> [Required work] Reproduce the listing that follows with no differences at all.

> [Provided material]
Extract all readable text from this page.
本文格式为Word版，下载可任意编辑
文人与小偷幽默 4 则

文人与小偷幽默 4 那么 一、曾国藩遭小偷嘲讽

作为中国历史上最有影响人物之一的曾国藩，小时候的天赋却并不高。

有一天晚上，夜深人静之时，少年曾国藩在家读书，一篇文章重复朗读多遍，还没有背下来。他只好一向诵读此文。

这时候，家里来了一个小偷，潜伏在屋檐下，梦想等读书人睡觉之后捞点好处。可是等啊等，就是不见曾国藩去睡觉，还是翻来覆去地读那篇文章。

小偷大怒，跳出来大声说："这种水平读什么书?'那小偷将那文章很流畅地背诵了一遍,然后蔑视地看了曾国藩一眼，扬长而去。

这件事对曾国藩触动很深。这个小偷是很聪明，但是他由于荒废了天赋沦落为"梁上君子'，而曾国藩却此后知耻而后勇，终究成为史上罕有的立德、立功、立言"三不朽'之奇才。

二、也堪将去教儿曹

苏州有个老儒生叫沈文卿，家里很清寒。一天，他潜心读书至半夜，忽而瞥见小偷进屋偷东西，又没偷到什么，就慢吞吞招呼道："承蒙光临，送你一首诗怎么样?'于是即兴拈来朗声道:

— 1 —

> [Solution to this problem]
Extract all readable text from this page.
本文格式为Word版，下载可任意编辑
文人与小偷幽默 4 则

文人与小偷幽默 4 那么 一、曾国藩遭小偷嘲讽

作为中国历史上最有影响人物之一的曾国藩，小时候的天赋却并不高。

有一天晚上，夜深人静之时，少年曾国藩在家读书，一篇文章重复朗读多遍，还没有背下来。他只好一向诵读此文。

这时候，家里来了一个小偷，潜伏在屋檐下，梦想等读书人睡觉之后捞点好处。可是等啊等，就是不见曾国藩去睡觉，还是翻来覆去地读那篇文章。

小偷大怒，跳出来大声说："这种水平读什么书?'那小偷将那文章很流畅地背诵了一遍,然后蔑视地看了曾国藩一眼，扬长而去。

这件事对曾国藩触动很深。这个小偷是很聪明，但是他由于荒废了天赋沦落为"梁上君子'，而曾国藩却此后知耻而后勇，终究成为史上罕有的立德、立功、立言"三不朽'之奇才。

二、也堪将去教儿曹

苏州有个老儒生叫沈文卿，家里很清寒。一天，他潜心读书至半夜，忽而瞥见小偷进屋偷东西，又没偷到什么，就慢吞吞招呼道："承蒙光临，送你一首诗怎么样?'于是即兴拈来朗声道:

— 1 —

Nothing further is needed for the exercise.